-- Begin --

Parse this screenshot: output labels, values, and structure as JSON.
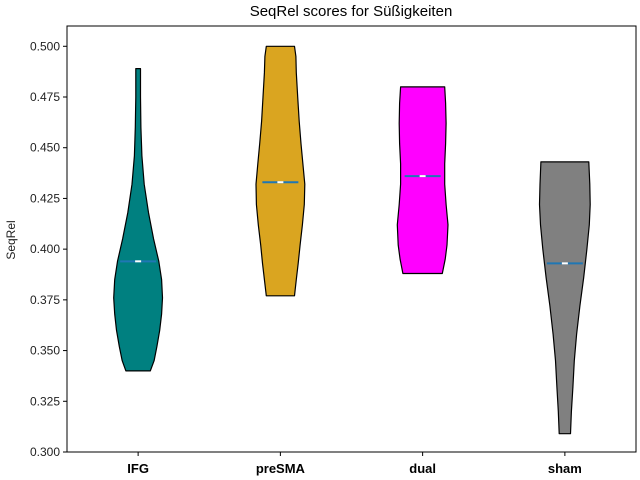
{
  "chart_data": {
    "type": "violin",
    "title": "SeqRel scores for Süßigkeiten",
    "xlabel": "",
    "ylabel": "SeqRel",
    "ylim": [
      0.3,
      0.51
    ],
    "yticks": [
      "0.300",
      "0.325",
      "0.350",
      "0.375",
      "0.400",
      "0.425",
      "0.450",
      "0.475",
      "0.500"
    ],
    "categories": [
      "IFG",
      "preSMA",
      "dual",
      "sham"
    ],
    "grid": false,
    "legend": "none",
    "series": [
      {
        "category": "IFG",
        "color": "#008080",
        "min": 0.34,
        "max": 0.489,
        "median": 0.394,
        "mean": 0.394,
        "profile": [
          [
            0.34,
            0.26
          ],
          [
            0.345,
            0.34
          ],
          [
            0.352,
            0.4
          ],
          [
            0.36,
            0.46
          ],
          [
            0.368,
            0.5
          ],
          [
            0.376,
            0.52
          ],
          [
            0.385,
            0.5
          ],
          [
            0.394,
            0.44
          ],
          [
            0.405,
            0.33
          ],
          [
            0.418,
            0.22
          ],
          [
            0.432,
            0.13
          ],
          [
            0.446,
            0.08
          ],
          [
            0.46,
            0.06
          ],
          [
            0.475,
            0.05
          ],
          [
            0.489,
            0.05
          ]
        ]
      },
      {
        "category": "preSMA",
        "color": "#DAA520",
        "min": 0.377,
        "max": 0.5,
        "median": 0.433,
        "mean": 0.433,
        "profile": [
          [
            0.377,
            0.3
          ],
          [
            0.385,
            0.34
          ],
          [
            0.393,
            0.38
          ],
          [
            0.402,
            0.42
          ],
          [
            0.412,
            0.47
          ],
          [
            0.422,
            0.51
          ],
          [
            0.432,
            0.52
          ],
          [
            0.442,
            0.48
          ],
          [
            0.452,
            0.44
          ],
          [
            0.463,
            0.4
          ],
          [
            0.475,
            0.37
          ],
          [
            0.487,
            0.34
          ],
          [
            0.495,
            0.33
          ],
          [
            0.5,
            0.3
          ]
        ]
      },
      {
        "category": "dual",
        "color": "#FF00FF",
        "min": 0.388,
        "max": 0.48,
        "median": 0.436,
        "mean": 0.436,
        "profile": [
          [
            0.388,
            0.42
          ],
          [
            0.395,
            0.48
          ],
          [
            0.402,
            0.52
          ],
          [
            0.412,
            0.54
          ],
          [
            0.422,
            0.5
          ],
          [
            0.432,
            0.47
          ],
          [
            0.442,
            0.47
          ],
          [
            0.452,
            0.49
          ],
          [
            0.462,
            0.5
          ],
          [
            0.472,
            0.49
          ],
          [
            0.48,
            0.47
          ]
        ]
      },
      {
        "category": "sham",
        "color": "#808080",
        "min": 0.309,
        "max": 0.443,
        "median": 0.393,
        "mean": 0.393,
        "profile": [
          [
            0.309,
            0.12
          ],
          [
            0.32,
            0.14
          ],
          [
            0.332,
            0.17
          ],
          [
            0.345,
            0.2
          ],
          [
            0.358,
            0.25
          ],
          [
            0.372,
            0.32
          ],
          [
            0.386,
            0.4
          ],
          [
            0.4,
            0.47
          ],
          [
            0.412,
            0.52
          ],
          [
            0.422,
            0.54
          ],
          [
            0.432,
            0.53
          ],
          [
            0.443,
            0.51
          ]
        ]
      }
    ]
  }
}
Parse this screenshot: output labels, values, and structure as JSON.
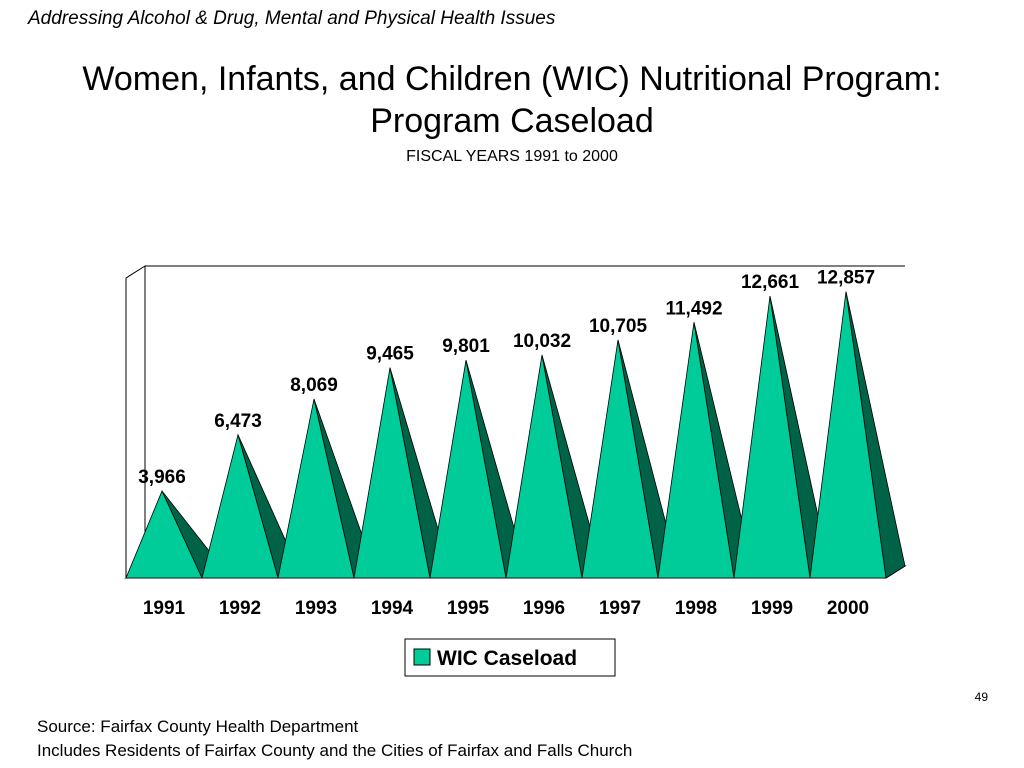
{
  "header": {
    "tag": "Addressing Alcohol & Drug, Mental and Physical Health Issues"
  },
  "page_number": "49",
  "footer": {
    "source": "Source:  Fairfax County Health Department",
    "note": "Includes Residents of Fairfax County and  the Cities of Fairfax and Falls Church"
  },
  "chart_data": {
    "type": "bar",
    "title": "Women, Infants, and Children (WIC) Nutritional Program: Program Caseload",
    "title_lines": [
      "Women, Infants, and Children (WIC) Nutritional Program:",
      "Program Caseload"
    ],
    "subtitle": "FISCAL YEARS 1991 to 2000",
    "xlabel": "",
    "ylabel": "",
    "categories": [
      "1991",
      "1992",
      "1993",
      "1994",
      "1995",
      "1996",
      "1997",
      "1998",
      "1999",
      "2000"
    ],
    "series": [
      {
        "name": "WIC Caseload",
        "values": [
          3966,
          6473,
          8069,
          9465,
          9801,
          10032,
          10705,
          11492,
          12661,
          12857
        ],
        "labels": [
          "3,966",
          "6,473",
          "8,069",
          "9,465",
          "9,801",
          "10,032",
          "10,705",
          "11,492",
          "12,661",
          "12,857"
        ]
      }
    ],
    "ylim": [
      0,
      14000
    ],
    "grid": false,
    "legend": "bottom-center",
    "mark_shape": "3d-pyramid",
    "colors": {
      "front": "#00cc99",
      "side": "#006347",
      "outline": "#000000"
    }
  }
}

-- End --

SHORT EXERCISE
Which lines include the word "category"? List them all.

WRITTEN SOLUTION
        "category": "IFG",
        "category": "preSMA",
        "category": "dual",
        "category": "sham",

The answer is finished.